Task requirements
(1) According to the forum post about Franco Donatoni below, at what age did he begin studying the violin?
(2) Write the next part of the forum post about Franco Donatoni that appears below, starting after its final sentence.

Text shown
--- Begin ---

# Franco Donatoni



## Guest

RE: Mauricio Kagel - ...and just one more new guestbook for now...

_Franco Donatoni (9 June 1927 - 17 August 2000) was an Italian composer.

Born in Verona, he started studying violin at the age of seven, and frequented the local Music Academy. Later he studied at the Milan Conservatory and Bologna Conservatory.

He taught composition at the Accademia Nazionale di Santa Cecilia in Rome, Milan Conservatory, and several other Academies and summer courses such as Darmstädter Ferienkurse and Accademia Musicale Chigiana in Siena.

His compositions have been conducted by Claudio Abbado, Pierre Boulez, Bruno Maderna, Salvatore Accardo, Alain Meunier and many others.

At least three generations of composers studied with Donatoni. Among his Italian pupils were Sandro Gorli, Matteo D'Amico, Roberto Carnevale, Giulio Castagnoli, Ivan Fedele, Luigi Manfrin, Giorgio Magnanensi, Luca Mosca, Riccardo Piacentini, Fausto Romitelli, Giuseppe Sinopoli, Alessandro Solbiati, Piero Niro, Giovanni Verrando, and among his foreign pupils Michael Dellaira, Pascal Dusapin, Esa-Pekka Salonen, Magnus Lindberg, Katia Tiutiunnik, Javier Torres Maldonado, and Juan Trigos.

Donatoni died in Milan in 2000, wishing to work in his second book of his monumental "Arte della Fuga", for large orchestra, based on the original work of Johann Sebastian Bach._

Now here's a composer I haven't listened to much but would simply like to hear more about. He seems to have a pretty large catalog of works, but I mostly hear about him as a teacher of other composers (only just started listening to him after seeing his name one too many times with inaction - in the bio of Pascal Dusapin). Some of his works for chamber ensemble felt slightly unfulfilling for the mere fact that I felt like I could get a very similar vibe from various Boulez ensemble works. However, after pressing play on a volume of three orchestral works, including *In Cauda* for chorus and orchestra, *Portrait* for harpsichord and orchestra, and *Duo Pour Bruno* (simply for orchestra), I am finally convinced that I should persist.

--- End ---

Available data

--- Begin ---

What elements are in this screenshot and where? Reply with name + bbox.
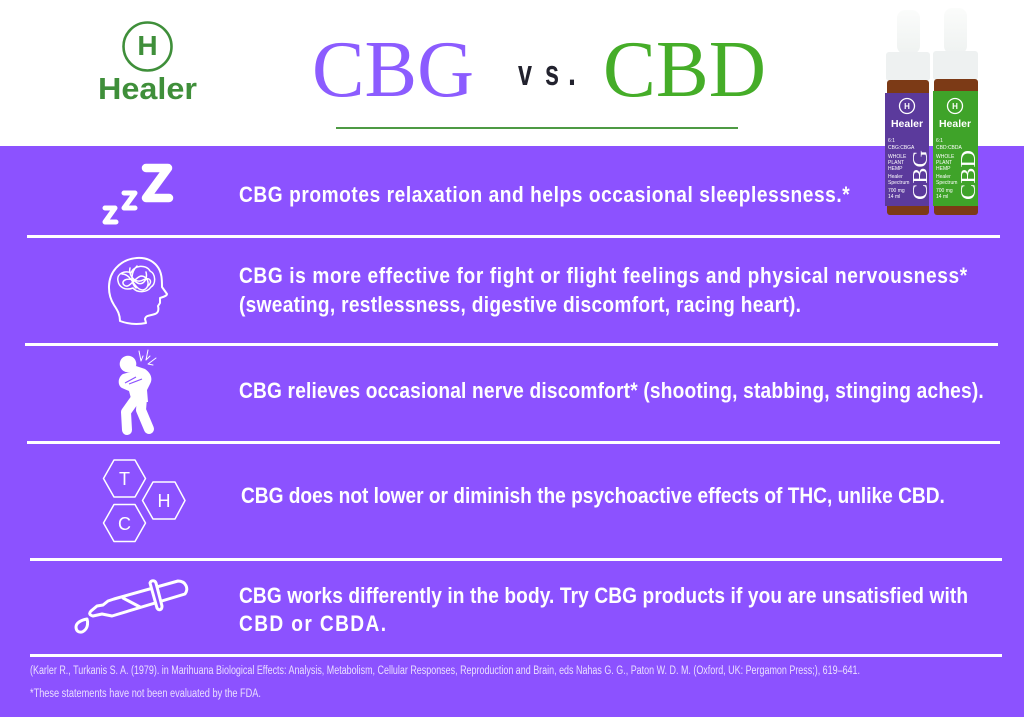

--- End ---

Results for the exercise
(1) He began studying the violin at the age of seven.

(2)
Thoughts on Franco Donatoni?


----------



## dgee

I like Donatoni. He seems to me to have a delicate, playful but precise sensibility. I've enjoyed his piano works (like "Rima") and chamber works most (over orchestral works) with the jazzy "Hot" probably my favourite - here's a snippet, there's a great performance on spotify:






Here's a lovely link about him: http://www.laphil.com/philpedia/music/hot-franco-donatoni


----------



## Torkelburger

He was a wonderful composer. I don't know how much his popularity has dropped off since his death but his music deserves to be in the repertoire. I enjoy everything I've ever heard, my favorite probably being "Esa". I found his voice especially unique in the texture music style, somewhat refreshing in one of the more overexposed and saturated styles of the second half of the 20th century.


----------



## proclo

Spiri it is a joyful work by Donatoni.
In the 2nd link a nice and rare documentary on him ...in some footage the young Lindberg wen was his pupil.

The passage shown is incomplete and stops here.